Problem requirements: Every line containing the word "dans" needs to be found and copied.

▬▬▬

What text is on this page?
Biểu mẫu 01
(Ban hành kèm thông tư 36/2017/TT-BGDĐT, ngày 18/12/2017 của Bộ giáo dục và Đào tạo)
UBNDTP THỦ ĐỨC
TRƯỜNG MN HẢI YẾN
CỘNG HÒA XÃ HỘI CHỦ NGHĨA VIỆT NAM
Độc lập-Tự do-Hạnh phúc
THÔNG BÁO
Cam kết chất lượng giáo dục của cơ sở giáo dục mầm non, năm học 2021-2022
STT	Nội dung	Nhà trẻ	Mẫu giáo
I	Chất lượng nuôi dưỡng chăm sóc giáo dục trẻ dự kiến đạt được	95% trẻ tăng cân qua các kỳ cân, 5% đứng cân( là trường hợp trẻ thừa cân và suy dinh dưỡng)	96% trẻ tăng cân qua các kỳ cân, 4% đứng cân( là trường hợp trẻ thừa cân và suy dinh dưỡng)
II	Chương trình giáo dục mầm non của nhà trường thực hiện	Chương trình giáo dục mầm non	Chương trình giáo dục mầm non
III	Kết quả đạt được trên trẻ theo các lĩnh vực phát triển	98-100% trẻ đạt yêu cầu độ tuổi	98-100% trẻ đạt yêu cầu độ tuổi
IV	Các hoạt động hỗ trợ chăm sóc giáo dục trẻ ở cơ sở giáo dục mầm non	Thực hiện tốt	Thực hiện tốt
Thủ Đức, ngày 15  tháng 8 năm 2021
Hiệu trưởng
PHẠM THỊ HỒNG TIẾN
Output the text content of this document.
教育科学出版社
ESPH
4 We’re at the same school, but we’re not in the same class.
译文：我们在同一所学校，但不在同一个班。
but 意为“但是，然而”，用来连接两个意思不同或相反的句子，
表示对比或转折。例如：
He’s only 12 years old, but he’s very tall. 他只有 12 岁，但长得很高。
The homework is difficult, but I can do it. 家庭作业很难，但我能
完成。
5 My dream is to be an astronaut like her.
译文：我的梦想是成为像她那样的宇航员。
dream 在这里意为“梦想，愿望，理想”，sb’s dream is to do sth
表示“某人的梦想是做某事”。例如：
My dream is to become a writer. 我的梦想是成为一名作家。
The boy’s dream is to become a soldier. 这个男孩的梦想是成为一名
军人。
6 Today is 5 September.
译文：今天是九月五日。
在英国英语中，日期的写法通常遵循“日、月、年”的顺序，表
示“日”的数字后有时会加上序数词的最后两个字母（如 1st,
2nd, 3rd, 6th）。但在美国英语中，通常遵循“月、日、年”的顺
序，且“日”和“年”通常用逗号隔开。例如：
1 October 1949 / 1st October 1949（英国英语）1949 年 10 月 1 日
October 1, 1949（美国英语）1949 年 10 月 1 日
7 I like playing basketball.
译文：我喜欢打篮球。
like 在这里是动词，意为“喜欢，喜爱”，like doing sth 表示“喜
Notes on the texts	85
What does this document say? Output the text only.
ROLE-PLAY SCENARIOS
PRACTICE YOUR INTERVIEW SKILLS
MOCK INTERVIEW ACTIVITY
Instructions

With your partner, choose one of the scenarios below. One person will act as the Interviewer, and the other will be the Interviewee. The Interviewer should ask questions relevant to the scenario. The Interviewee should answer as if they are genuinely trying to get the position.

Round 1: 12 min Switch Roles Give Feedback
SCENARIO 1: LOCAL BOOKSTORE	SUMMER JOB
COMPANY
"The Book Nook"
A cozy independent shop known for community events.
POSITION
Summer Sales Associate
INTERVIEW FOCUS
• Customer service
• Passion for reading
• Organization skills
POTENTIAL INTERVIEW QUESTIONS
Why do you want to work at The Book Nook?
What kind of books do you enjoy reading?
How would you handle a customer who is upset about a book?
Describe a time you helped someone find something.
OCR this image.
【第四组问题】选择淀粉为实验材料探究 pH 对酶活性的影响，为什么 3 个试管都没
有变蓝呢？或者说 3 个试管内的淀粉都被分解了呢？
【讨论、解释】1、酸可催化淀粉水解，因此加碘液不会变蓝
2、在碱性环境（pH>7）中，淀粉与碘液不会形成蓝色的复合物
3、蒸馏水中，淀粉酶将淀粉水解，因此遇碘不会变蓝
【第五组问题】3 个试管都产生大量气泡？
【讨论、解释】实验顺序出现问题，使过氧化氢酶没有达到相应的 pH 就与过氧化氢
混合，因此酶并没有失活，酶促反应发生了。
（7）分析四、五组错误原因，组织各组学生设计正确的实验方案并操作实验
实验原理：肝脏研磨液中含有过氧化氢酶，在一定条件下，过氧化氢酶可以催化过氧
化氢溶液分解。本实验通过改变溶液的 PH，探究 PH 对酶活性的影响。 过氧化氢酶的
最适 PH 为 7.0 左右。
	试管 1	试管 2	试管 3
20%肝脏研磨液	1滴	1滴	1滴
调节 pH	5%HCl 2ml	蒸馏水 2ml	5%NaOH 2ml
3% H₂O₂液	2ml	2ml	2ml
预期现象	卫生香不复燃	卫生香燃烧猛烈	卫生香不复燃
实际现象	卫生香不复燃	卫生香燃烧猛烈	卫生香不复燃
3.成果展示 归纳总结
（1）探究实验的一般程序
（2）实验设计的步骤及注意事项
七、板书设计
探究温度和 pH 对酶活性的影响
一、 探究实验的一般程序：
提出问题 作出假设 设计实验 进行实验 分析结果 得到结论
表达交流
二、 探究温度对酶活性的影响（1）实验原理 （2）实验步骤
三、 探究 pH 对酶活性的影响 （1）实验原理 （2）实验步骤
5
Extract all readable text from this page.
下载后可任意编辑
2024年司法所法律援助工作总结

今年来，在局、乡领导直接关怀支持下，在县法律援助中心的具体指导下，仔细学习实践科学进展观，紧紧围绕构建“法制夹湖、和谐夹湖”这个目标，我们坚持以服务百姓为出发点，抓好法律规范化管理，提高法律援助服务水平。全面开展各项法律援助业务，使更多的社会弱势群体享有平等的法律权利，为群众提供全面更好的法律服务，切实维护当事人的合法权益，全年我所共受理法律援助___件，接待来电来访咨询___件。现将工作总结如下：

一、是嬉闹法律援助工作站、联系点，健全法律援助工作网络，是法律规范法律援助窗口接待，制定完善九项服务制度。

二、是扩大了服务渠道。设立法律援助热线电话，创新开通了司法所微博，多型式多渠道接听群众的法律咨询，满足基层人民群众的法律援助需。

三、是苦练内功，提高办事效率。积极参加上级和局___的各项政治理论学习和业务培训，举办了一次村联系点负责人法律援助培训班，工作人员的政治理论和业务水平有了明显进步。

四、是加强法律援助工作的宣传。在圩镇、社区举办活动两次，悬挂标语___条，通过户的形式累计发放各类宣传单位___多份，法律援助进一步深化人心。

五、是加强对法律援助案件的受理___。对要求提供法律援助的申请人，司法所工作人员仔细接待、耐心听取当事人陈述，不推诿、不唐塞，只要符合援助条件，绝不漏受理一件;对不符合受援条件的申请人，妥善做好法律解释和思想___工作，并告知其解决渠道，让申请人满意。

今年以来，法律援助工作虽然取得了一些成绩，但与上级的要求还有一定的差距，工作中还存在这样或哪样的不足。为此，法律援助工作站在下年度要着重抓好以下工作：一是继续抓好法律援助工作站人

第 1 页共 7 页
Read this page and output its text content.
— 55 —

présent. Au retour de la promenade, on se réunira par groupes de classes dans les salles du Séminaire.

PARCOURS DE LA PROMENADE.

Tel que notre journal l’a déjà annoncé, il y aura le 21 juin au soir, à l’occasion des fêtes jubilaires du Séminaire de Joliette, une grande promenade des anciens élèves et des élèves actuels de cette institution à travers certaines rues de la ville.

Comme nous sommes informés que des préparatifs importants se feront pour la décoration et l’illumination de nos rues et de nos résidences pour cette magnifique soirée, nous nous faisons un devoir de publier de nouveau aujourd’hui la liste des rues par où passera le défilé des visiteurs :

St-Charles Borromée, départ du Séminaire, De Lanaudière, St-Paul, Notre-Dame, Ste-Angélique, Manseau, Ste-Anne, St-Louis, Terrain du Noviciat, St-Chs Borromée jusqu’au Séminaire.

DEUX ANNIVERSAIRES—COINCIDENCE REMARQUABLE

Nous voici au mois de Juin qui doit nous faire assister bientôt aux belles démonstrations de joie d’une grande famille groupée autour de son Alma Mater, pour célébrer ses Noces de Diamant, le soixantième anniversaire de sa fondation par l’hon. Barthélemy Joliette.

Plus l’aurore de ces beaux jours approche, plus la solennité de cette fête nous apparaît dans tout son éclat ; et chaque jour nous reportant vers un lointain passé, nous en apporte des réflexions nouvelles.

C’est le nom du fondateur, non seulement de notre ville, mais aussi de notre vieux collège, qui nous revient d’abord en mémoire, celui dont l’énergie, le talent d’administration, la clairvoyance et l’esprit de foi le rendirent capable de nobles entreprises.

▬▬▬

Reply:
présent. Au retour de la promenade, on se réunira par groupes de classes dans les salles du Séminaire.
Plus l’aurore de ces beaux jours approche, plus la solennité de cette fête nous apparaît dans tout son éclat ; et chaque jour nous reportant vers un lointain passé, nous en apporte des réflexions nouvelles.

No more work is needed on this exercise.